Dataset entries
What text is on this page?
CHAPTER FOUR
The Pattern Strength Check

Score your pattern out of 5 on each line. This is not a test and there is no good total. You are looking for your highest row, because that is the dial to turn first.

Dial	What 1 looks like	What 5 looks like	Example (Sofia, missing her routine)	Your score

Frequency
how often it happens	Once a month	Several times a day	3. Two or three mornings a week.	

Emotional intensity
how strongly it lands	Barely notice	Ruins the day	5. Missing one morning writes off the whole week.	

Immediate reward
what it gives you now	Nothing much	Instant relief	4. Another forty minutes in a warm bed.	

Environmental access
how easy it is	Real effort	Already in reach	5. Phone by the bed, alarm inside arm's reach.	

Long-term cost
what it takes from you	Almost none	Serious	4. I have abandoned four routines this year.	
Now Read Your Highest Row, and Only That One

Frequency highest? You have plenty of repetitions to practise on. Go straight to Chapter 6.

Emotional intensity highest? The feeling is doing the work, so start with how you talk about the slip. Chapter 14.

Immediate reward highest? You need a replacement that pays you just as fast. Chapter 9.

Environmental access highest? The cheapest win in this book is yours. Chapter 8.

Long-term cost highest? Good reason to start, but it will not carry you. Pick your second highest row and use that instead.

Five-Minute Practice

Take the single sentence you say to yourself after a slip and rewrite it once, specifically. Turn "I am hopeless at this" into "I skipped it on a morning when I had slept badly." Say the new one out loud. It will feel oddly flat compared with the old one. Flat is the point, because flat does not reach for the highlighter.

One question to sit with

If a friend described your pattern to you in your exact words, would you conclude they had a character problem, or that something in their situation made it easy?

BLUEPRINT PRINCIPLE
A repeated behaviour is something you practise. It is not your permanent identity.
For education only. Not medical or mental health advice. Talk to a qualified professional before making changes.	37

* [Description of the task]: Please quote every record above exactly as it appears.

* [Result of this exercise]:
What text is on this page?
CHAPTER FOUR
The Pattern Strength Check

Score your pattern out of 5 on each line. This is not a test and there is no good total. You are looking for your highest row, because that is the dial to turn first.

Dial	What 1 looks like	What 5 looks like	Example (Sofia, missing her routine)	Your score

Frequency
how often it happens	Once a month	Several times a day	3. Two or three mornings a week.	

Emotional intensity
how strongly it lands	Barely notice	Ruins the day	5. Missing one morning writes off the whole week.	

Immediate reward
what it gives you now	Nothing much	Instant relief	4. Another forty minutes in a warm bed.	

Environmental access
how easy it is	Real effort	Already in reach	5. Phone by the bed, alarm inside arm's reach.	

Long-term cost
what it takes from you	Almost none	Serious	4. I have abandoned four routines this year.	
Now Read Your Highest Row, and Only That One

Frequency highest? You have plenty of repetitions to practise on. Go straight to Chapter 6.

Emotional intensity highest? The feeling is doing the work, so start with how you talk about the slip. Chapter 14.

Immediate reward highest? You need a replacement that pays you just as fast. Chapter 9.

Environmental access highest? The cheapest win in this book is yours. Chapter 8.

Long-term cost highest? Good reason to start, but it will not carry you. Pick your second highest row and use that instead.

Five-Minute Practice

Take the single sentence you say to yourself after a slip and rewrite it once, specifically. Turn "I am hopeless at this" into "I skipped it on a morning when I had slept badly." Say the new one out loud. It will feel oddly flat compared with the old one. Flat is the point, because flat does not reach for the highlighter.

One question to sit with

If a friend described your pattern to you in your exact words, would you conclude they had a character problem, or that something in their situation made it easy?

BLUEPRINT PRINCIPLE
A repeated behaviour is something you practise. It is not your permanent identity.
For education only. Not medical or mental health advice. Talk to a qualified professional before making changes.	37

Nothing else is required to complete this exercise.